Aim of the task:
All of the material below is to be repeated exactly.

Data for the task:
-=-=-

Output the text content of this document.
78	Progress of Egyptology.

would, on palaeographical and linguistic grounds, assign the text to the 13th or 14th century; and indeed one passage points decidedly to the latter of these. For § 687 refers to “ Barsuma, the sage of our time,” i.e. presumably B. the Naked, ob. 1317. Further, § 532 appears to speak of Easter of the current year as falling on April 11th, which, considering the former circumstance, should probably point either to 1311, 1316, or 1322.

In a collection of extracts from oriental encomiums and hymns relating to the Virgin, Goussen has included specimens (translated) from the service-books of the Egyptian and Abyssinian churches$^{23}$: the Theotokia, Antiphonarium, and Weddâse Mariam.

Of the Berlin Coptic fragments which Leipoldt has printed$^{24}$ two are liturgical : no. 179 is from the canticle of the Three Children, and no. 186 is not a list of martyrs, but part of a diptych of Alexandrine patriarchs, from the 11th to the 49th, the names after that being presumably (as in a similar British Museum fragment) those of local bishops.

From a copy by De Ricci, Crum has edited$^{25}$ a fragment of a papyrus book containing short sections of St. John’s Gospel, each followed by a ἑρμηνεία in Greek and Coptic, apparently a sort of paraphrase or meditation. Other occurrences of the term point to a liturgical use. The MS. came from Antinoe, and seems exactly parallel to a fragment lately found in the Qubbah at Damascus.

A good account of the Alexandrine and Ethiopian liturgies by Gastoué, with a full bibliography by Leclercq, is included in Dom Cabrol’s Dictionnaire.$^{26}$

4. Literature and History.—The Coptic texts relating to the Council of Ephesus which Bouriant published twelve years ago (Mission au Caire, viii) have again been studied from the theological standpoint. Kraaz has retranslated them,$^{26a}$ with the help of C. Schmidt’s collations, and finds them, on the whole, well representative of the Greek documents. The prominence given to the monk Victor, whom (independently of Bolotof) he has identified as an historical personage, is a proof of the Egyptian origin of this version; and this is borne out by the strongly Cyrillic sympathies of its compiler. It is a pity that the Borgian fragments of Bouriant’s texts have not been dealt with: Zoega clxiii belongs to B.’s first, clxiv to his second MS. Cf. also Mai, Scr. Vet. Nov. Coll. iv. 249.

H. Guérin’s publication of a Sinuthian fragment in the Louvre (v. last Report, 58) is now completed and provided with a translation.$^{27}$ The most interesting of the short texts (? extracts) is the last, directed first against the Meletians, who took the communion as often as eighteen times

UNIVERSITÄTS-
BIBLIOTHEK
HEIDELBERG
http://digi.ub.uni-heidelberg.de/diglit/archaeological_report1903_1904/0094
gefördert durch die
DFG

-=-=-

Response to the exercise:
Output the text content of this document.
78	Progress of Egyptology.

would, on palaeographical and linguistic grounds, assign the text to the 13th or 14th century; and indeed one passage points decidedly to the latter of these. For § 687 refers to “ Barsuma, the sage of our time,” i.e. presumably B. the Naked, ob. 1317. Further, § 532 appears to speak of Easter of the current year as falling on April 11th, which, considering the former circumstance, should probably point either to 1311, 1316, or 1322.

In a collection of extracts from oriental encomiums and hymns relating to the Virgin, Goussen has included specimens (translated) from the service-books of the Egyptian and Abyssinian churches$^{23}$: the Theotokia, Antiphonarium, and Weddâse Mariam.

Of the Berlin Coptic fragments which Leipoldt has printed$^{24}$ two are liturgical : no. 179 is from the canticle of the Three Children, and no. 186 is not a list of martyrs, but part of a diptych of Alexandrine patriarchs, from the 11th to the 49th, the names after that being presumably (as in a similar British Museum fragment) those of local bishops.

From a copy by De Ricci, Crum has edited$^{25}$ a fragment of a papyrus book containing short sections of St. John’s Gospel, each followed by a ἑρμηνεία in Greek and Coptic, apparently a sort of paraphrase or meditation. Other occurrences of the term point to a liturgical use. The MS. came from Antinoe, and seems exactly parallel to a fragment lately found in the Qubbah at Damascus.

A good account of the Alexandrine and Ethiopian liturgies by Gastoué, with a full bibliography by Leclercq, is included in Dom Cabrol’s Dictionnaire.$^{26}$

4. Literature and History.—The Coptic texts relating to the Council of Ephesus which Bouriant published twelve years ago (Mission au Caire, viii) have again been studied from the theological standpoint. Kraaz has retranslated them,$^{26a}$ with the help of C. Schmidt’s collations, and finds them, on the whole, well representative of the Greek documents. The prominence given to the monk Victor, whom (independently of Bolotof) he has identified as an historical personage, is a proof of the Egyptian origin of this version; and this is borne out by the strongly Cyrillic sympathies of its compiler. It is a pity that the Borgian fragments of Bouriant’s texts have not been dealt with: Zoega clxiii belongs to B.’s first, clxiv to his second MS. Cf. also Mai, Scr. Vet. Nov. Coll. iv. 249.

H. Guérin’s publication of a Sinuthian fragment in the Louvre (v. last Report, 58) is now completed and provided with a translation.$^{27}$ The most interesting of the short texts (? extracts) is the last, directed first against the Meletians, who took the communion as often as eighteen times

UNIVERSITÄTS-
BIBLIOTHEK
HEIDELBERG
http://digi.ub.uni-heidelberg.de/diglit/archaeological_report1903_1904/0094
gefördert durch die
DFG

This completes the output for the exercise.